[Begin]

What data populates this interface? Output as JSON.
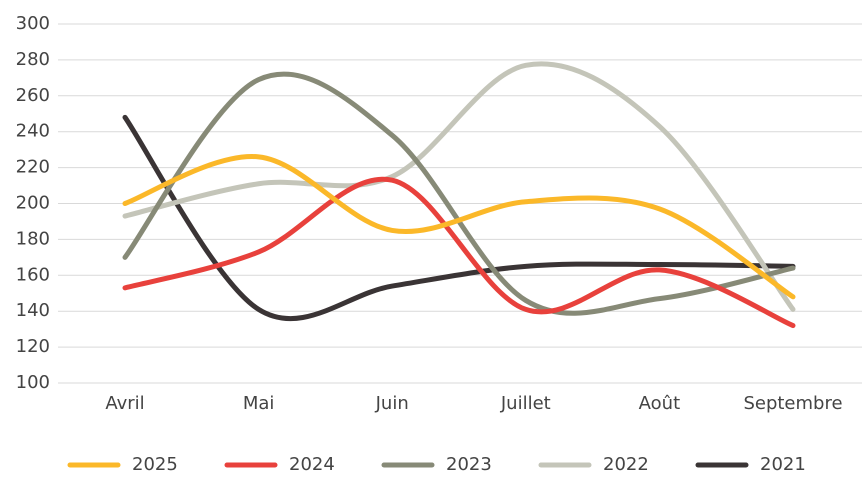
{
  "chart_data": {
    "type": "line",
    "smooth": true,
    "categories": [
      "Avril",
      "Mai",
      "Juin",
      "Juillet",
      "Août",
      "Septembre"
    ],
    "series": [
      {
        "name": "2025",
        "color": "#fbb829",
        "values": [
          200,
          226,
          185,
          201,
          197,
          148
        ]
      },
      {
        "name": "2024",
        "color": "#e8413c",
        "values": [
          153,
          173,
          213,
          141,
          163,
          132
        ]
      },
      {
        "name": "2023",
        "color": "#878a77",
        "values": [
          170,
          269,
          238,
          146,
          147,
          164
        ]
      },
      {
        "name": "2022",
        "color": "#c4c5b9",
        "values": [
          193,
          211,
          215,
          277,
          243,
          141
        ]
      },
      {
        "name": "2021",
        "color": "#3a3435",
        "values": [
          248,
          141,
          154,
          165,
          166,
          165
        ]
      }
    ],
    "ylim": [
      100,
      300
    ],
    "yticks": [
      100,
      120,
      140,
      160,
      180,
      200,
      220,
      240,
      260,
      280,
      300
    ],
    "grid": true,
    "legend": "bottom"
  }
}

[End]
[Begin]

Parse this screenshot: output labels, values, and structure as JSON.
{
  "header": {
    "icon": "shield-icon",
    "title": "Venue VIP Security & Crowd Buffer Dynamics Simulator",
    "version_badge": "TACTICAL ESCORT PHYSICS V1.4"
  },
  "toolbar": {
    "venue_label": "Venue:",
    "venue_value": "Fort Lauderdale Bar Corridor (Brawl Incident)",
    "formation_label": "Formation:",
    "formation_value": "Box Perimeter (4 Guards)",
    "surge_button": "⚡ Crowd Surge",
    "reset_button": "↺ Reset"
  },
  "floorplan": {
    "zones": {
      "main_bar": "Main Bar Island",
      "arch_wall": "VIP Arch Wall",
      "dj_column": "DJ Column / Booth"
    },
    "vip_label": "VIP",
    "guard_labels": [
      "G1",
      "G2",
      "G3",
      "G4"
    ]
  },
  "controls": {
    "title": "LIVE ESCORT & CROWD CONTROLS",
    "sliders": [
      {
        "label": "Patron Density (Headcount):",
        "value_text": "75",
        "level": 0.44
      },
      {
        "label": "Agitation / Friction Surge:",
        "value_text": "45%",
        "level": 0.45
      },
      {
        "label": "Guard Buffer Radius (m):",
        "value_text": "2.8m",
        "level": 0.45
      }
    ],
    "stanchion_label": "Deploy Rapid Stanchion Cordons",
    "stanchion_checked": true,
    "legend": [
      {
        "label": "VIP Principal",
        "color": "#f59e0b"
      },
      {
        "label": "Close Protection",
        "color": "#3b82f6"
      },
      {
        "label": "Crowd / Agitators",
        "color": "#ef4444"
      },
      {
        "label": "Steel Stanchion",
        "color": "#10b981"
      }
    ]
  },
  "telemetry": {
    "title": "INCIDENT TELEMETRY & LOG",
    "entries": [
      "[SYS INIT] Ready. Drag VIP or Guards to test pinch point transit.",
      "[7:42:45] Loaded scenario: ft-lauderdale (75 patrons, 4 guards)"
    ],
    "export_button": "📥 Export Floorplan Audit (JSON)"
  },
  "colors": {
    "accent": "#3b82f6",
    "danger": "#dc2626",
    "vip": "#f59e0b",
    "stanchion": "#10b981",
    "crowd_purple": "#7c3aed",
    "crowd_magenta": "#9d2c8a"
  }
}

[End]

== GOAL OF THE EXERCISE ==
Gather each line of the listing that holds the string "Surge".

== WRITTEN ANSWER ==
    "surge_button": "⚡ Crowd Surge",
        "label": "Agitation / Friction Surge:",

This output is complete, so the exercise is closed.